◆ Exercise ◆
Write out exactly the lines from the one containing "Output a JSON" through the last line of the records below, including both.

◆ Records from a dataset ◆
(begin)
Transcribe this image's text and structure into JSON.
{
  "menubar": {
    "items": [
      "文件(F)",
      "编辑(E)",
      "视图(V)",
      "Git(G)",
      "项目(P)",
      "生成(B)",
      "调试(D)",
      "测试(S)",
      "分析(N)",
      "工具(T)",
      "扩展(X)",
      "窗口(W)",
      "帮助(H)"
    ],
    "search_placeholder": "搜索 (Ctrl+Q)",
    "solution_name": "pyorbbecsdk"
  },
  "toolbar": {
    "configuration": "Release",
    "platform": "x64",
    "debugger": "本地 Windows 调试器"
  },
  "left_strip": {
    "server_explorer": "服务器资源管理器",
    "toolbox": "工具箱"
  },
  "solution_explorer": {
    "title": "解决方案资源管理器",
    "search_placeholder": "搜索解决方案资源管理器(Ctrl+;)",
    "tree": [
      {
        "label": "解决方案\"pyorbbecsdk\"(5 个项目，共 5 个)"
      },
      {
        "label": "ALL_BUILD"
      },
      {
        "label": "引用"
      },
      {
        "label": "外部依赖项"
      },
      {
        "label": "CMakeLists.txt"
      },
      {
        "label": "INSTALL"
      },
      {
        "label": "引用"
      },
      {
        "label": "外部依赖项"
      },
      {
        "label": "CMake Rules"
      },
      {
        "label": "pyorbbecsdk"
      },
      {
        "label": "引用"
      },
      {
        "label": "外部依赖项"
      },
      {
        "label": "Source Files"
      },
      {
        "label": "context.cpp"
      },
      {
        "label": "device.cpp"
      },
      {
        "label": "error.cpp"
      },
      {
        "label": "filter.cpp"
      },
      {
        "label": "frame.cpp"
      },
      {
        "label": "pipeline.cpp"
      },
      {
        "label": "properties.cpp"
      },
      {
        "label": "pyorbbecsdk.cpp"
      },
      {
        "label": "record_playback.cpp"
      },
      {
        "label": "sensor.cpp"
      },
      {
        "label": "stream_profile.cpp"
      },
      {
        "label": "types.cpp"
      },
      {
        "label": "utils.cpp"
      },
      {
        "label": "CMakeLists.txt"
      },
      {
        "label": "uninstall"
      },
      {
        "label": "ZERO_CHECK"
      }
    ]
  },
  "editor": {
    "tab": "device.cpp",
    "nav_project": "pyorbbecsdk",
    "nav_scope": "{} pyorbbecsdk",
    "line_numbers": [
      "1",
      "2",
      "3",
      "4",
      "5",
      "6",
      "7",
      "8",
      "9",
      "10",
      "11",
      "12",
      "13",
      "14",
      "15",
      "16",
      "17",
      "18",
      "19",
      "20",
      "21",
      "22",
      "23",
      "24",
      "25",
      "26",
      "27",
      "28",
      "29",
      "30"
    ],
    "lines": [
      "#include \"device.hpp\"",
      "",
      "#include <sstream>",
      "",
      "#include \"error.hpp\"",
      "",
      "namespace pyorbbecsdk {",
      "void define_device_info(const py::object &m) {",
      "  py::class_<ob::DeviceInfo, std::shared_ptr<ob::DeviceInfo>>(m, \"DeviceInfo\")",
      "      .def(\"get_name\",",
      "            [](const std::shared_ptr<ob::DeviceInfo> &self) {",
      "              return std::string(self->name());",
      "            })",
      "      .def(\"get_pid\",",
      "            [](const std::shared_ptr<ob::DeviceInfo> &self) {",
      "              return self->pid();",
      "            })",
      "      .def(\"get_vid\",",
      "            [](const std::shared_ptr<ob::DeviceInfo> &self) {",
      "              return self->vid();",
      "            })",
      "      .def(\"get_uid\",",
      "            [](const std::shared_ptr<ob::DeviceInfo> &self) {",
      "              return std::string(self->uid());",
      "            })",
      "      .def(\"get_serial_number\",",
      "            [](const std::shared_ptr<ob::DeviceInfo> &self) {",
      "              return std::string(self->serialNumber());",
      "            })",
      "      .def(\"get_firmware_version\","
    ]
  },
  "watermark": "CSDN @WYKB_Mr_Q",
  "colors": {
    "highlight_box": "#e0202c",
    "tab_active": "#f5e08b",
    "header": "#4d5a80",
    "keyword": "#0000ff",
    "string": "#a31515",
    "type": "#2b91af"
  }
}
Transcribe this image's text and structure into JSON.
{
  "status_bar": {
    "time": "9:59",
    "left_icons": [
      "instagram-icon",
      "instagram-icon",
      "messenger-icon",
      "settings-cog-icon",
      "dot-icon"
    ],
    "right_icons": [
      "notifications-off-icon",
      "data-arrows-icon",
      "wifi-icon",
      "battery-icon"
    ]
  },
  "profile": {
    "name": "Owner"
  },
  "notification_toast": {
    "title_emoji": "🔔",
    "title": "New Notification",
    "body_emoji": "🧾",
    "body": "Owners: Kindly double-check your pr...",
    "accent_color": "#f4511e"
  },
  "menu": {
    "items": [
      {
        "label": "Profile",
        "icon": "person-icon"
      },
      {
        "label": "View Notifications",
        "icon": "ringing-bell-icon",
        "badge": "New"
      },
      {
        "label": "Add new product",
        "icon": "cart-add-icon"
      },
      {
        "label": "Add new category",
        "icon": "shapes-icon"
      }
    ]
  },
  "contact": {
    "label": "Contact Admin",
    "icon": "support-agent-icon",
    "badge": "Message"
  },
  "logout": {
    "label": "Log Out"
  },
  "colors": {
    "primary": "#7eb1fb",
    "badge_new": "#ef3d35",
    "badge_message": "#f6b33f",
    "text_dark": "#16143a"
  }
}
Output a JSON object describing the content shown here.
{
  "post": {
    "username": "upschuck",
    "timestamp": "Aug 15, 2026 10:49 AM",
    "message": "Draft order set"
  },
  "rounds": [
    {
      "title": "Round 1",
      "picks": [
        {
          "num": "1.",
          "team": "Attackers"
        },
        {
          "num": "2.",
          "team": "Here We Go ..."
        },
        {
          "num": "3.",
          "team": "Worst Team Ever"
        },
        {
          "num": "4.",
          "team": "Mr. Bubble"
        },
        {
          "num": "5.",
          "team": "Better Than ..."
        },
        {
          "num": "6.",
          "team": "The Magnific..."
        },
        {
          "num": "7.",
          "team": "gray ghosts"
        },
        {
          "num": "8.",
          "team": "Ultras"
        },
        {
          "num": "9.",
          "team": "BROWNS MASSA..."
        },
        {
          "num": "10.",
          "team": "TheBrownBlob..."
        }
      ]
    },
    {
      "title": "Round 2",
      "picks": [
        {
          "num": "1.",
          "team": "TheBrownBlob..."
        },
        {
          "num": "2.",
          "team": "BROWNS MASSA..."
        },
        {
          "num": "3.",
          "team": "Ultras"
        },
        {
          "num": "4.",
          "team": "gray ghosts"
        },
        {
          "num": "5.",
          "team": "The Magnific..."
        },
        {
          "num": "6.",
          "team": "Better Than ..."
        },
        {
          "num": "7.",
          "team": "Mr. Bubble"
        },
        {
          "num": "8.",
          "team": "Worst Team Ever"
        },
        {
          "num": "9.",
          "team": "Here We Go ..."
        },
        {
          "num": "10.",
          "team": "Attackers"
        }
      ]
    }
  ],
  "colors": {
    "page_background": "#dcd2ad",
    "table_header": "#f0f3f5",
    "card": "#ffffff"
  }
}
(end)
◆ Output below ◆
Output a JSON object describing the content shown here.
{
  "post": {
    "username": "upschuck",
    "timestamp": "Aug 15, 2026 10:49 AM",
    "message": "Draft order set"
  },
  "rounds": [
    {
      "title": "Round 1",
      "picks": [
        {
          "num": "1.",
          "team": "Attackers"
        },
        {
          "num": "2.",
          "team": "Here We Go ..."
        },
        {
          "num": "3.",
          "team": "Worst Team Ever"
        },
        {
          "num": "4.",
          "team": "Mr. Bubble"
        },
        {
          "num": "5.",
          "team": "Better Than ..."
        },
        {
          "num": "6.",
          "team": "The Magnific..."
        },
        {
          "num": "7.",
          "team": "gray ghosts"
        },
        {
          "num": "8.",
          "team": "Ultras"
        },
        {
          "num": "9.",
          "team": "BROWNS MASSA..."
        },
        {
          "num": "10.",
          "team": "TheBrownBlob..."
        }
      ]
    },
    {
      "title": "Round 2",
      "picks": [
        {
          "num": "1.",
          "team": "TheBrownBlob..."
        },
        {
          "num": "2.",
          "team": "BROWNS MASSA..."
        },
        {
          "num": "3.",
          "team": "Ultras"
        },
        {
          "num": "4.",
          "team": "gray ghosts"
        },
        {
          "num": "5.",
          "team": "The Magnific..."
        },
        {
          "num": "6.",
          "team": "Better Than ..."
        },
        {
          "num": "7.",
          "team": "Mr. Bubble"
        },
        {
          "num": "8.",
          "team": "Worst Team Ever"
        },
        {
          "num": "9.",
          "team": "Here We Go ..."
        },
        {
          "num": "10.",
          "team": "Attackers"
        }
      ]
    }
  ],
  "colors": {
    "page_background": "#dcd2ad",
    "table_header": "#f0f3f5",
    "card": "#ffffff"
  }
}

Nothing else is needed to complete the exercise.